* **Stated task**:
Set out every line bearing the string "screenshot".

-- BEGIN Data excerpts --

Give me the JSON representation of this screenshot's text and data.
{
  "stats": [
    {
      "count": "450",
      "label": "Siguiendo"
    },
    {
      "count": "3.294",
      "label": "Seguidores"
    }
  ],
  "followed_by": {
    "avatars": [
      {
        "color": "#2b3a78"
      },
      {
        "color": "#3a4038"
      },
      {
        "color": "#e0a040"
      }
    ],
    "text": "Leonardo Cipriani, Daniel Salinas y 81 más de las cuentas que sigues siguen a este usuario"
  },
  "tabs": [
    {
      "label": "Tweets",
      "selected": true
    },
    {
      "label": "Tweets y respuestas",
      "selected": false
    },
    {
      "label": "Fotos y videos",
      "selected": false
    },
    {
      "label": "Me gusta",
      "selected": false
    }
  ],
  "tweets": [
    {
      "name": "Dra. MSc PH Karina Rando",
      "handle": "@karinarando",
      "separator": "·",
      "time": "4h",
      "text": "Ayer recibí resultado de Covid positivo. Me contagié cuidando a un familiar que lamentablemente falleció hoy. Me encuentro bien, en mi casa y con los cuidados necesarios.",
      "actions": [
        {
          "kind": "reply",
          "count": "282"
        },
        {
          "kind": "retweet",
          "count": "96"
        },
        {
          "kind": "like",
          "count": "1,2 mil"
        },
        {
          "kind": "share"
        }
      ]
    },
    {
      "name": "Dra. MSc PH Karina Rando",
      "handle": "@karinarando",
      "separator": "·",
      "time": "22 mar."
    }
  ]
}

-- END Data excerpts --
-- BEGIN Data excerpts --

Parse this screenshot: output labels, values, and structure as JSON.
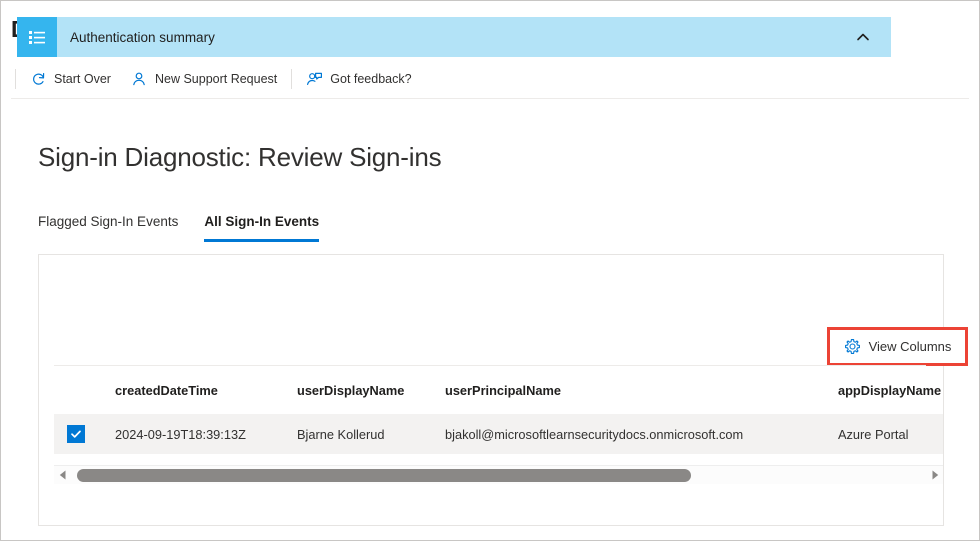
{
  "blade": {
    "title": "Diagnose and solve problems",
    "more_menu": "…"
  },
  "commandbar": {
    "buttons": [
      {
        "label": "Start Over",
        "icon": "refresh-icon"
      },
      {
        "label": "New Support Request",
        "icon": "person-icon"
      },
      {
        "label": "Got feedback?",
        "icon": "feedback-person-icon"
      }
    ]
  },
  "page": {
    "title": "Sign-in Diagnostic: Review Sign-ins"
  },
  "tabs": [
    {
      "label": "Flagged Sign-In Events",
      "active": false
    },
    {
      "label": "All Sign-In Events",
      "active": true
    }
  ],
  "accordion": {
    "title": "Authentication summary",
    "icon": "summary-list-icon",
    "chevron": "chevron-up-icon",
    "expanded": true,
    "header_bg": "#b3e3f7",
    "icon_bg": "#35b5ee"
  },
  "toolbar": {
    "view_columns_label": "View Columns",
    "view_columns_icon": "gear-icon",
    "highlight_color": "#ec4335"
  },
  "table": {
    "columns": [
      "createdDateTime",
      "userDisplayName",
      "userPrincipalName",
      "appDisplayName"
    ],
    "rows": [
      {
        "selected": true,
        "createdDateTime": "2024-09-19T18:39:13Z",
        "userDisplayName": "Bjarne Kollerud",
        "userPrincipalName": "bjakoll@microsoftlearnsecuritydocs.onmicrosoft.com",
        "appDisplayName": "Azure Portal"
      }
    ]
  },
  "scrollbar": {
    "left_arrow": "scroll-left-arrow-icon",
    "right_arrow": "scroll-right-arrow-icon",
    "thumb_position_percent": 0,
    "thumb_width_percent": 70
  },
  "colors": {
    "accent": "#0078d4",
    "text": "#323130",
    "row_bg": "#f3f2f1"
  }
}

-- END Data excerpts --
-- BEGIN Data excerpts --

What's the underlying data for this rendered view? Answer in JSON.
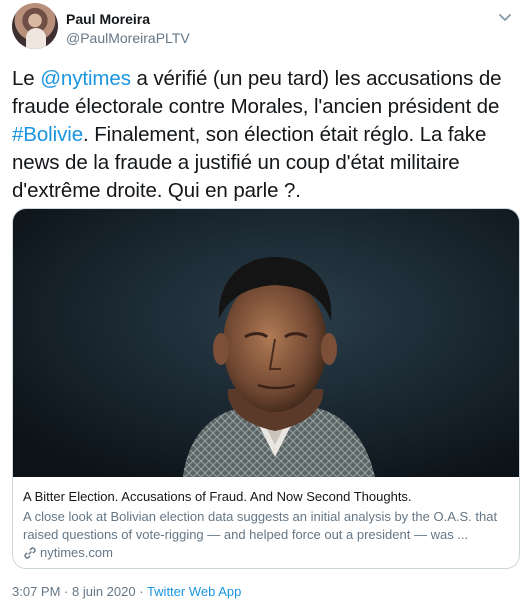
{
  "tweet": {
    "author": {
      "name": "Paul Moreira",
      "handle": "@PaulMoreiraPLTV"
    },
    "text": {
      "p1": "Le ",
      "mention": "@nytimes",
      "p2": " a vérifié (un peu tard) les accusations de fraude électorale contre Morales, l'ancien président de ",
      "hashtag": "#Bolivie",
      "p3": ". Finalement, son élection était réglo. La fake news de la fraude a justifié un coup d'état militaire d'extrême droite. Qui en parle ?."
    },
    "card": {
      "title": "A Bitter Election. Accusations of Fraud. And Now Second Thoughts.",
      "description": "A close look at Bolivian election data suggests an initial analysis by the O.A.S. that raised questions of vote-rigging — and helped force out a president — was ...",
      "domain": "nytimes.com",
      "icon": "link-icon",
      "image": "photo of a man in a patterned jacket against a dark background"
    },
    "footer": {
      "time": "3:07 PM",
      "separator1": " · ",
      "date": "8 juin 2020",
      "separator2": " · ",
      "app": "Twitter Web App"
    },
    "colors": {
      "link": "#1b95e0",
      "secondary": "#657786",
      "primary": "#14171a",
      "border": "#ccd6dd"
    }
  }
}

-- END Data excerpts --

* **Complete response**:
Give me the JSON representation of this screenshot's text and data.
Parse this screenshot: output labels, values, and structure as JSON.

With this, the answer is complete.